Stated task: Rewrite the following data with "motorcycle" changed to "two-wheeled vehicle", leaving everything else unchanged.

Data for processing:
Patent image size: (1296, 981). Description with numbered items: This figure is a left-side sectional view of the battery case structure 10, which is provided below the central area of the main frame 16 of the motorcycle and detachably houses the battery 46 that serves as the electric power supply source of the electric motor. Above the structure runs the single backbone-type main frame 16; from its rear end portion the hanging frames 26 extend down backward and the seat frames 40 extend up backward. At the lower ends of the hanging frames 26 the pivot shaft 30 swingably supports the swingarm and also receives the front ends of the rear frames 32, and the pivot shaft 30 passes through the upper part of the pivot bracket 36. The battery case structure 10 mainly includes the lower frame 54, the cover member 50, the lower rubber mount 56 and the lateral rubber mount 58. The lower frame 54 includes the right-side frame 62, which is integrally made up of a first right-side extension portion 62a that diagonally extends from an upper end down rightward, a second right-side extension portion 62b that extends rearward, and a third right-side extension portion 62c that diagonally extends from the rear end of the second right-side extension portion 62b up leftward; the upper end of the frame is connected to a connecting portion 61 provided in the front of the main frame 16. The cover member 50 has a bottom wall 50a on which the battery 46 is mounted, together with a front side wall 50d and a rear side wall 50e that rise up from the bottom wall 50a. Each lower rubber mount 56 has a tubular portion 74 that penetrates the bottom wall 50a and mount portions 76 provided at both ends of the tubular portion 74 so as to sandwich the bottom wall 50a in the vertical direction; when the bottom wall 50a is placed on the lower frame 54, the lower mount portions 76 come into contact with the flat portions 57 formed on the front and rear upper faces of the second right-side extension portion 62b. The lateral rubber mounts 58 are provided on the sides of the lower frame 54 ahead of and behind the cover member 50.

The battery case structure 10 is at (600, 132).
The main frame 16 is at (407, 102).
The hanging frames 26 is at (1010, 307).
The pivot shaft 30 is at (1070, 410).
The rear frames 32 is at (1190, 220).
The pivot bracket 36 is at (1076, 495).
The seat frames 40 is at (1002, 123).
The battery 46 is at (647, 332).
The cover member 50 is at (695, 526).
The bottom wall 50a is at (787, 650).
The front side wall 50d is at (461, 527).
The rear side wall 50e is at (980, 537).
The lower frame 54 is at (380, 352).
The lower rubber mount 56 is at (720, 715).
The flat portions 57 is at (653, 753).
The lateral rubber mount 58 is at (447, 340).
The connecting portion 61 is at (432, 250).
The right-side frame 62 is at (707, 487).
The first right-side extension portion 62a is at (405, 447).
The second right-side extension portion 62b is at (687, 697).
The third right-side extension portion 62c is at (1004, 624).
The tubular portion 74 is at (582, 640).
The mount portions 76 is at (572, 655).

Answer to the problem:
Patent image size: (1296, 981). Description with numbered items: This figure is a left-side sectional view of the battery case structure 10, which is provided below the central area of the main frame 16 of the two-wheeled vehicle and detachably houses the battery 46 that serves as the electric power supply source of the electric motor. Above the structure runs the single backbone-type main frame 16; from its rear end portion the hanging frames 26 extend down backward and the seat frames 40 extend up backward. At the lower ends of the hanging frames 26 the pivot shaft 30 swingably supports the swingarm and also receives the front ends of the rear frames 32, and the pivot shaft 30 passes through the upper part of the pivot bracket 36. The battery case structure 10 mainly includes the lower frame 54, the cover member 50, the lower rubber mount 56 and the lateral rubber mount 58. The lower frame 54 includes the right-side frame 62, which is integrally made up of a first right-side extension portion 62a that diagonally extends from an upper end down rightward, a second right-side extension portion 62b that extends rearward, and a third right-side extension portion 62c that diagonally extends from the rear end of the second right-side extension portion 62b up leftward; the upper end of the frame is connected to a connecting portion 61 provided in the front of the main frame 16. The cover member 50 has a bottom wall 50a on which the battery 46 is mounted, together with a front side wall 50d and a rear side wall 50e that rise up from the bottom wall 50a. Each lower rubber mount 56 has a tubular portion 74 that penetrates the bottom wall 50a and mount portions 76 provided at both ends of the tubular portion 74 so as to sandwich the bottom wall 50a in the vertical direction; when the bottom wall 50a is placed on the lower frame 54, the lower mount portions 76 come into contact with the flat portions 57 formed on the front and rear upper faces of the second right-side extension portion 62b. The lateral rubber mounts 58 are provided on the sides of the lower frame 54 ahead of and behind the cover member 50.

The battery case structure 10 is at (600, 132).
The main frame 16 is at (407, 102).
The hanging frames 26 is at (1010, 307).
The pivot shaft 30 is at (1070, 410).
The rear frames 32 is at (1190, 220).
The pivot bracket 36 is at (1076, 495).
The seat frames 40 is at (1002, 123).
The battery 46 is at (647, 332).
The cover member 50 is at (695, 526).
The bottom wall 50a is at (787, 650).
The front side wall 50d is at (461, 527).
The rear side wall 50e is at (980, 537).
The lower frame 54 is at (380, 352).
The lower rubber mount 56 is at (720, 715).
The flat portions 57 is at (653, 753).
The lateral rubber mount 58 is at (447, 340).
The connecting portion 61 is at (432, 250).
The right-side frame 62 is at (707, 487).
The first right-side extension portion 62a is at (405, 447).
The second right-side extension portion 62b is at (687, 697).
The third right-side extension portion 62c is at (1004, 624).
The tubular portion 74 is at (582, 640).
The mount portions 76 is at (572, 655).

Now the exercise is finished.